- _TASK DESCRIPTION_
Reproduce the lines below from the one that contains "Convert this document image to plain text." through the end, inclusive, and add nothing.

>> START INPUT DATA

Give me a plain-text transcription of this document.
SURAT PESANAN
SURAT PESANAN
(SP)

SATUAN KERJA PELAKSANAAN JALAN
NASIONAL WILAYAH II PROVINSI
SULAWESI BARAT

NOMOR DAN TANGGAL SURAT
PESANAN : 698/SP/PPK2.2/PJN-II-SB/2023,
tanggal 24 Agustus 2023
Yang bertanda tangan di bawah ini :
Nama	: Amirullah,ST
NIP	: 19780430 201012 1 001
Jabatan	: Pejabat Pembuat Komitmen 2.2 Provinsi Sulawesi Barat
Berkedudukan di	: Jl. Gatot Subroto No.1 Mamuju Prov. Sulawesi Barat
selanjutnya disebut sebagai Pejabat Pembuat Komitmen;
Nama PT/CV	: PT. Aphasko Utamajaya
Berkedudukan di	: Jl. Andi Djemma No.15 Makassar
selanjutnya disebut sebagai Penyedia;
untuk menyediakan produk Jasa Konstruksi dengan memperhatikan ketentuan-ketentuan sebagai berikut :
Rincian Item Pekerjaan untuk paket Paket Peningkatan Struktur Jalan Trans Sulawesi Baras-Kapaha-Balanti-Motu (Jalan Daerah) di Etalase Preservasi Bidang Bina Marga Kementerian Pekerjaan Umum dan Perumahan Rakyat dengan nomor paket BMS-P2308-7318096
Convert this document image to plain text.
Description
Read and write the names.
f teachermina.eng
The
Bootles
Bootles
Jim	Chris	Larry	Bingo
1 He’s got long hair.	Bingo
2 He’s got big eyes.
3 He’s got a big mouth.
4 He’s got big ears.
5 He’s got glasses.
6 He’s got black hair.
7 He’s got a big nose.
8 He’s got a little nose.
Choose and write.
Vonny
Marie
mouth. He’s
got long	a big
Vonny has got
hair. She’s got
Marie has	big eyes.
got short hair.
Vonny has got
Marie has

>> END INPUT DATA

- _EXERCISE SOLUTION_
Convert this document image to plain text.
Description
Read and write the names.
f teachermina.eng
The
Bootles
Bootles
Jim	Chris	Larry	Bingo
1 He’s got long hair.	Bingo
2 He’s got big eyes.
3 He’s got a big mouth.
4 He’s got big ears.
5 He’s got glasses.
6 He’s got black hair.
7 He’s got a big nose.
8 He’s got a little nose.
Choose and write.
Vonny
Marie
mouth. He’s
got long	a big
Vonny has got
hair. She’s got
Marie has	big eyes.
got short hair.
Vonny has got
Marie has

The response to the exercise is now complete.